**GOAL**
State how many lines in these records contain the word "Shift", and nothing else.

**INPUT DATA**
—————
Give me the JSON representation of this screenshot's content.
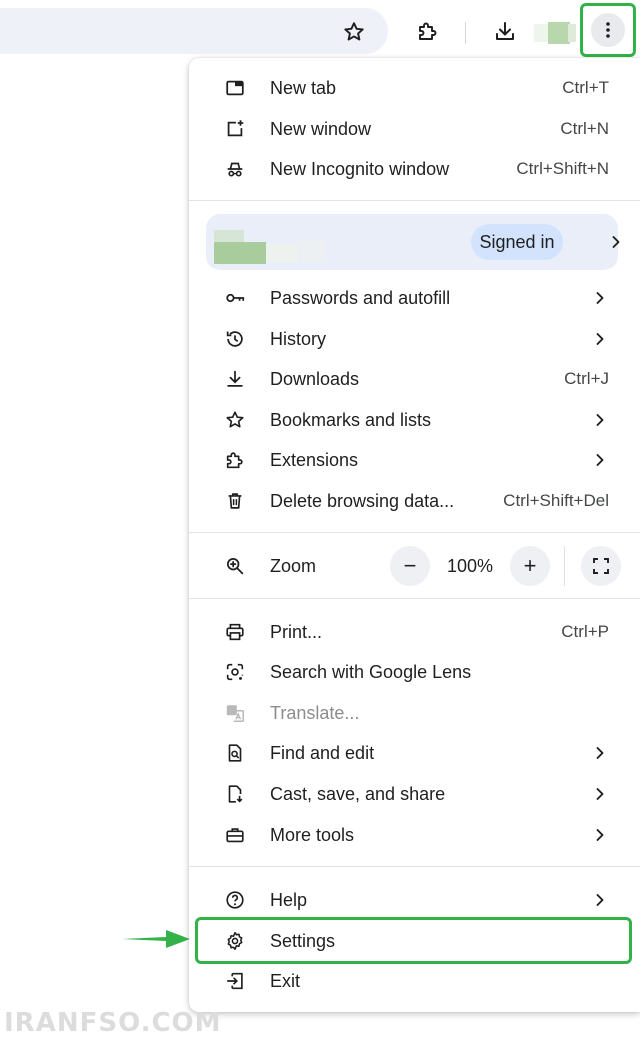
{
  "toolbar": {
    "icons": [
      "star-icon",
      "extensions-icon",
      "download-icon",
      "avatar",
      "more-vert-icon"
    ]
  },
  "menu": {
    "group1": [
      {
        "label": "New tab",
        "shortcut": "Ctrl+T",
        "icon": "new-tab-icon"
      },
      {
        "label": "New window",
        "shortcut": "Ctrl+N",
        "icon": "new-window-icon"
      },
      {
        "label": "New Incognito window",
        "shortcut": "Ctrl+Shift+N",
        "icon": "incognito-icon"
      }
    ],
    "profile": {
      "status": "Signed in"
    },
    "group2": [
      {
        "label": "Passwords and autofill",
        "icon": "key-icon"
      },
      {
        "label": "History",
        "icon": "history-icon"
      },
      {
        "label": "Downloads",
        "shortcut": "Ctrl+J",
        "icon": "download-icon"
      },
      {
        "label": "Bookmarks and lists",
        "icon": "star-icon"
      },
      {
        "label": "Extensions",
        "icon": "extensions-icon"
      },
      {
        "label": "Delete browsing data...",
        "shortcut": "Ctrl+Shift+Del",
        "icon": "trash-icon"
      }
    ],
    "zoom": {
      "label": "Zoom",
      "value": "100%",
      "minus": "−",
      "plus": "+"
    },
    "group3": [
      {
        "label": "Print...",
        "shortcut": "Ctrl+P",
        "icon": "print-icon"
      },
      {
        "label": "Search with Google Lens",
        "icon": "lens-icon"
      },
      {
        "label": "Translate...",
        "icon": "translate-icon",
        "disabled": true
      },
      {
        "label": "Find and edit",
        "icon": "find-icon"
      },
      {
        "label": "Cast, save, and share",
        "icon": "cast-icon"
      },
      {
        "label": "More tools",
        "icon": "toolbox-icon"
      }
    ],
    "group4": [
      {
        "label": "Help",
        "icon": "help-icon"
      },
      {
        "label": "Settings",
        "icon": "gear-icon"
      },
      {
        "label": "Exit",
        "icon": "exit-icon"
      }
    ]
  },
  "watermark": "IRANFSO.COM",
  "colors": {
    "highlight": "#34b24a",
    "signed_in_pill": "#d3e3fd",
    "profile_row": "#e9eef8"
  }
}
—————
**FULL ANSWER**
2